Record extracts:

● ● ● ● ●

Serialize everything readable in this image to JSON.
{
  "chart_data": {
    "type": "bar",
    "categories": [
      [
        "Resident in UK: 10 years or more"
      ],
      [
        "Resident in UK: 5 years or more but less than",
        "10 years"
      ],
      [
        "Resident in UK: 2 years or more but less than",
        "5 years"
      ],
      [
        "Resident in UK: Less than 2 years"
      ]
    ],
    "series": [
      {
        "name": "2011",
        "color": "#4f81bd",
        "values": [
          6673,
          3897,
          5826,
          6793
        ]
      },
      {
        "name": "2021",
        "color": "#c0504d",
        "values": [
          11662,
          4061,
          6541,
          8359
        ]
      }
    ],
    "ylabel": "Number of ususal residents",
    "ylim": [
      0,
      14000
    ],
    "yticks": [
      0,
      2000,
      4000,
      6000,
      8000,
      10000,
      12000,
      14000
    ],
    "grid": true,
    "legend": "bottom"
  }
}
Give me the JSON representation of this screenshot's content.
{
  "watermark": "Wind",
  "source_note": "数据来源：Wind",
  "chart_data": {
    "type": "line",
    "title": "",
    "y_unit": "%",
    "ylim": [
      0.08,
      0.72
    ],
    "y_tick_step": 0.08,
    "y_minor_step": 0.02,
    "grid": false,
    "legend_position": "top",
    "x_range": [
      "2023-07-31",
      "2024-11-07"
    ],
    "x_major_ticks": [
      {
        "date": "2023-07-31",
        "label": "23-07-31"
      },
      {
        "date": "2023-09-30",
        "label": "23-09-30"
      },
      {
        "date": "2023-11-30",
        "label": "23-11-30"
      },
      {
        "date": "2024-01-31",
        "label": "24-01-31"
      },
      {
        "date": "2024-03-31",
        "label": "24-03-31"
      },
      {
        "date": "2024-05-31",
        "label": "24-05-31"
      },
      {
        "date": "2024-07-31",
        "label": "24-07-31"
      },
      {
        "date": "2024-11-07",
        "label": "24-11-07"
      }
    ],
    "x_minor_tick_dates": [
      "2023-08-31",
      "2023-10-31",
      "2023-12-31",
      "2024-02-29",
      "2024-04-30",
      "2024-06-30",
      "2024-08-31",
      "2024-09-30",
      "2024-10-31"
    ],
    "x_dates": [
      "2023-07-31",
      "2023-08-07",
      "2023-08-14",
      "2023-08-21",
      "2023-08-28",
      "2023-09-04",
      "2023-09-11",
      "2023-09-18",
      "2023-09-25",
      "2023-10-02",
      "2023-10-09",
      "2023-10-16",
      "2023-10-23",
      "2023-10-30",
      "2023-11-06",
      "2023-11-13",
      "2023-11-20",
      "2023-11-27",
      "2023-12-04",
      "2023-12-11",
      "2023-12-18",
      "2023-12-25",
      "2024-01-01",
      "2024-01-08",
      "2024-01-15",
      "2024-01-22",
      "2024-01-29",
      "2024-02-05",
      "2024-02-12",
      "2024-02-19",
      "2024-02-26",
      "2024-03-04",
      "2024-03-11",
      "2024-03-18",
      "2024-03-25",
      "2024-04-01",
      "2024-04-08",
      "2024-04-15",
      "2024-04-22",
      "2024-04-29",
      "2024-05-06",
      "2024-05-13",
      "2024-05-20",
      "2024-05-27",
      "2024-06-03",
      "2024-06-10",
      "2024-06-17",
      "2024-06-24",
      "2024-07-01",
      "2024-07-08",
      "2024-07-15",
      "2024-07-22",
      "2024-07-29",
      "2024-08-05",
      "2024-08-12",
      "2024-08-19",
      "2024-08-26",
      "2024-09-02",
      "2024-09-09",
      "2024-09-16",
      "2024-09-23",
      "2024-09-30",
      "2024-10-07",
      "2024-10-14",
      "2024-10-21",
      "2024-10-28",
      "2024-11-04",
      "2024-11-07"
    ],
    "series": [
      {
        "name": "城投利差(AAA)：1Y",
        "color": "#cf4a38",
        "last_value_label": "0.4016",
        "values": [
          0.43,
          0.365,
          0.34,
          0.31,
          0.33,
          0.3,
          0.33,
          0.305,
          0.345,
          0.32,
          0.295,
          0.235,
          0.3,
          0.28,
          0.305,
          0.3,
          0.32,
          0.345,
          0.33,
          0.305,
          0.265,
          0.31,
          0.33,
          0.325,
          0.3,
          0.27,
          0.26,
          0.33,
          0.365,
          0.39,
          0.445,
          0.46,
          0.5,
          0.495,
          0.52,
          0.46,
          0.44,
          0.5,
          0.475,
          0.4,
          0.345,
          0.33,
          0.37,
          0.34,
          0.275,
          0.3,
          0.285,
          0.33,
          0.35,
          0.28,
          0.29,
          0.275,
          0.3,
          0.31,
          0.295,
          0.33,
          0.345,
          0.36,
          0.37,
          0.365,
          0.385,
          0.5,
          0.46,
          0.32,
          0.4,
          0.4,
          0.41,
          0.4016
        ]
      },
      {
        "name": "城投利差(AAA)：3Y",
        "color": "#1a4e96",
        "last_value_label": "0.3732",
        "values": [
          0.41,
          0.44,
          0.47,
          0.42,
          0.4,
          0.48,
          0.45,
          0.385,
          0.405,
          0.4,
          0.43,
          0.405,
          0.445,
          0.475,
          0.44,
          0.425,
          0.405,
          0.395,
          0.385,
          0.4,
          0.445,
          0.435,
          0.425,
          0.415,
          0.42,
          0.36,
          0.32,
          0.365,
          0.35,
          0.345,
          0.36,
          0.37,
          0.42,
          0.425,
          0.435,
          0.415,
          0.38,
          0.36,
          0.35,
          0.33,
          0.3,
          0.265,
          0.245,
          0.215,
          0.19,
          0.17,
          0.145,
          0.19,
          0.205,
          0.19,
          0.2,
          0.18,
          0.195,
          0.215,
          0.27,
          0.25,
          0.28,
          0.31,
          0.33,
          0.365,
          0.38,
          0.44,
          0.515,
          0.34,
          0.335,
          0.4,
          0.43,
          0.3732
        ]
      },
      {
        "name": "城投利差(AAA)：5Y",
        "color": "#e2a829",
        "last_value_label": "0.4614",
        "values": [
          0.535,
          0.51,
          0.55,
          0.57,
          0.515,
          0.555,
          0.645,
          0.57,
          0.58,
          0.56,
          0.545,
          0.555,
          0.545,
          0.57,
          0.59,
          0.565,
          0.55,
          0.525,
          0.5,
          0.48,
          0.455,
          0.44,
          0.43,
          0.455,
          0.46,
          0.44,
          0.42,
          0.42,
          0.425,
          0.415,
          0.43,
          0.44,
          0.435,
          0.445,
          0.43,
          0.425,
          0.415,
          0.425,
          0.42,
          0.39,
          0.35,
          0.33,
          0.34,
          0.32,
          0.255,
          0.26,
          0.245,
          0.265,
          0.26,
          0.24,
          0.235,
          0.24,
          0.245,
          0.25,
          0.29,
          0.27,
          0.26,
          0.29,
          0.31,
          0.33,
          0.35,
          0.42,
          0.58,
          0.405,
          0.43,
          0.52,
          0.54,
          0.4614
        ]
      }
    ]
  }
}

● ● ● ● ●

Task prompt: Select every line of the material above holding the word "more" and copy it.

Written response:
        "Resident in UK: 10 years or more"
        "Resident in UK: 5 years or more but less than",
        "Resident in UK: 2 years or more but less than",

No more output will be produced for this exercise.